___ Data supplied
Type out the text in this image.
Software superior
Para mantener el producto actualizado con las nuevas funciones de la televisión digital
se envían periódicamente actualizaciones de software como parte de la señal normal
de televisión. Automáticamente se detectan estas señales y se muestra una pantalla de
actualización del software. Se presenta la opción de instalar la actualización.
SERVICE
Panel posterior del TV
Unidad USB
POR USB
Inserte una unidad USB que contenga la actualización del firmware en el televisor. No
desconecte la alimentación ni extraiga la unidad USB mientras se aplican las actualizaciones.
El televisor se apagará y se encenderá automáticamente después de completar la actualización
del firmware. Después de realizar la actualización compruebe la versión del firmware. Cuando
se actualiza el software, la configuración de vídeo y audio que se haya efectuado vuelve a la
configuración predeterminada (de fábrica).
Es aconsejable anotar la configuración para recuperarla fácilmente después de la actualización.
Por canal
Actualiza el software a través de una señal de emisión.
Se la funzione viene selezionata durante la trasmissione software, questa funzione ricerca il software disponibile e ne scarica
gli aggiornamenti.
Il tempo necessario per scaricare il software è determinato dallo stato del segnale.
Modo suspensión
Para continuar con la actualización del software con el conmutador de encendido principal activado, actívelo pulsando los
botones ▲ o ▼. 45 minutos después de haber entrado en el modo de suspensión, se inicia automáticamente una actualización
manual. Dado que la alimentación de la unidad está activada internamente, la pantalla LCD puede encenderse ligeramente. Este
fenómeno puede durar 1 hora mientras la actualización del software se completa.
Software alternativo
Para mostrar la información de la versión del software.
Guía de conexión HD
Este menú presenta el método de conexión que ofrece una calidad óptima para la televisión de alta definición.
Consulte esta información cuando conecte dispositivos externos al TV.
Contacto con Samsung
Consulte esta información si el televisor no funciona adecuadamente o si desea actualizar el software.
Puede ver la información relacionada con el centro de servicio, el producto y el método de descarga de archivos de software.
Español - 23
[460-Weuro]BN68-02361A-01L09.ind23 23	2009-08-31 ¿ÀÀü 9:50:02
______
Given exercise: Each line above is to be repeated exactly.

Written answer:
Type out the text in this image.
Software superior
Para mantener el producto actualizado con las nuevas funciones de la televisión digital
se envían periódicamente actualizaciones de software como parte de la señal normal
de televisión. Automáticamente se detectan estas señales y se muestra una pantalla de
actualización del software. Se presenta la opción de instalar la actualización.
SERVICE
Panel posterior del TV
Unidad USB
POR USB
Inserte una unidad USB que contenga la actualización del firmware en el televisor. No
desconecte la alimentación ni extraiga la unidad USB mientras se aplican las actualizaciones.
El televisor se apagará y se encenderá automáticamente después de completar la actualización
del firmware. Después de realizar la actualización compruebe la versión del firmware. Cuando
se actualiza el software, la configuración de vídeo y audio que se haya efectuado vuelve a la
configuración predeterminada (de fábrica).
Es aconsejable anotar la configuración para recuperarla fácilmente después de la actualización.
Por canal
Actualiza el software a través de una señal de emisión.
Se la funzione viene selezionata durante la trasmissione software, questa funzione ricerca il software disponibile e ne scarica
gli aggiornamenti.
Il tempo necessario per scaricare il software è determinato dallo stato del segnale.
Modo suspensión
Para continuar con la actualización del software con el conmutador de encendido principal activado, actívelo pulsando los
botones ▲ o ▼. 45 minutos después de haber entrado en el modo de suspensión, se inicia automáticamente una actualización
manual. Dado que la alimentación de la unidad está activada internamente, la pantalla LCD puede encenderse ligeramente. Este
fenómeno puede durar 1 hora mientras la actualización del software se completa.
Software alternativo
Para mostrar la información de la versión del software.
Guía de conexión HD
Este menú presenta el método de conexión que ofrece una calidad óptima para la televisión de alta definición.
Consulte esta información cuando conecte dispositivos externos al TV.
Contacto con Samsung
Consulte esta información si el televisor no funciona adecuadamente o si desea actualizar el software.
Puede ver la información relacionada con el centro de servicio, el producto y el método de descarga de archivos de software.
Español - 23
[460-Weuro]BN68-02361A-01L09.ind23 23	2009-08-31 ¿ÀÀü 9:50:02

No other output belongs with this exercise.